◆ **Required task**: Without the pictures, print each of the records below exactly as it appears.

[Records from a collection]
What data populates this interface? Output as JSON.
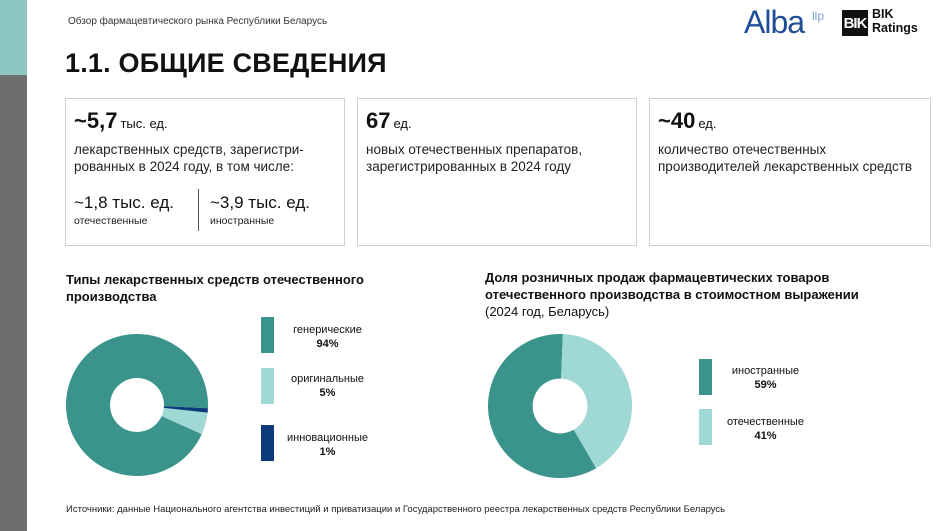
{
  "header": {
    "subtitle": "Обзор фармацевтического рынка Республики Беларусь",
    "title": "1.1. ОБЩИЕ СВЕДЕНИЯ"
  },
  "logos": {
    "alba": "Alba",
    "alba_suffix": "llp",
    "bik_mark": "BIK",
    "bik_line1": "BIK",
    "bik_line2": "Ratings"
  },
  "cards": [
    {
      "value": "~5,7",
      "unit": "тыс. ед.",
      "description": "лекарственных средств, зарегистри-рованных в 2024 году, в том числе:",
      "sub_left_value": "~1,8 тыс. ед.",
      "sub_left_label": "отечественные",
      "sub_right_value": "~3,9 тыс. ед.",
      "sub_right_label": "иностранные"
    },
    {
      "value": "67",
      "unit": "ед.",
      "description": "новых отечественных препаратов, зарегистрированных в 2024 году"
    },
    {
      "value": "~40",
      "unit": "ед.",
      "description": "количество отечественных производителей лекарственных средств"
    }
  ],
  "chart_data": [
    {
      "type": "pie",
      "title": "Типы лекарственных средств отечественного производства",
      "categories": [
        "генерические",
        "оригинальные",
        "инновационные"
      ],
      "values": [
        94,
        5,
        1
      ],
      "labels": [
        "94%",
        "5%",
        "1%"
      ],
      "colors": [
        "#3a948c",
        "#9fd8d4",
        "#0d3a7a"
      ]
    },
    {
      "type": "pie",
      "title": "Доля розничных продаж фармацевтических товаров отечественного производства в стоимостном выражении",
      "subtitle": "(2024 год, Беларусь)",
      "categories": [
        "иностранные",
        "отечественные"
      ],
      "values": [
        59,
        41
      ],
      "labels": [
        "59%",
        "41%"
      ],
      "colors": [
        "#3a948c",
        "#9fd8d4"
      ]
    }
  ],
  "footer": "Источники: данные Национального агентства инвестиций и приватизации и Государственного реестра лекарственных средств Республики Беларусь"
}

◆ **The answer**:
What data populates this interface? Output as JSON.
{
  "header": {
    "subtitle": "Обзор фармацевтического рынка Республики Беларусь",
    "title": "1.1. ОБЩИЕ СВЕДЕНИЯ"
  },
  "logos": {
    "alba": "Alba",
    "alba_suffix": "llp",
    "bik_mark": "BIK",
    "bik_line1": "BIK",
    "bik_line2": "Ratings"
  },
  "cards": [
    {
      "value": "~5,7",
      "unit": "тыс. ед.",
      "description": "лекарственных средств, зарегистри-рованных в 2024 году, в том числе:",
      "sub_left_value": "~1,8 тыс. ед.",
      "sub_left_label": "отечественные",
      "sub_right_value": "~3,9 тыс. ед.",
      "sub_right_label": "иностранные"
    },
    {
      "value": "67",
      "unit": "ед.",
      "description": "новых отечественных препаратов, зарегистрированных в 2024 году"
    },
    {
      "value": "~40",
      "unit": "ед.",
      "description": "количество отечественных производителей лекарственных средств"
    }
  ],
  "chart_data": [
    {
      "type": "pie",
      "title": "Типы лекарственных средств отечественного производства",
      "categories": [
        "генерические",
        "оригинальные",
        "инновационные"
      ],
      "values": [
        94,
        5,
        1
      ],
      "labels": [
        "94%",
        "5%",
        "1%"
      ],
      "colors": [
        "#3a948c",
        "#9fd8d4",
        "#0d3a7a"
      ]
    },
    {
      "type": "pie",
      "title": "Доля розничных продаж фармацевтических товаров отечественного производства в стоимостном выражении",
      "subtitle": "(2024 год, Беларусь)",
      "categories": [
        "иностранные",
        "отечественные"
      ],
      "values": [
        59,
        41
      ],
      "labels": [
        "59%",
        "41%"
      ],
      "colors": [
        "#3a948c",
        "#9fd8d4"
      ]
    }
  ],
  "footer": "Источники: данные Национального агентства инвестиций и приватизации и Государственного реестра лекарственных средств Республики Беларусь"
}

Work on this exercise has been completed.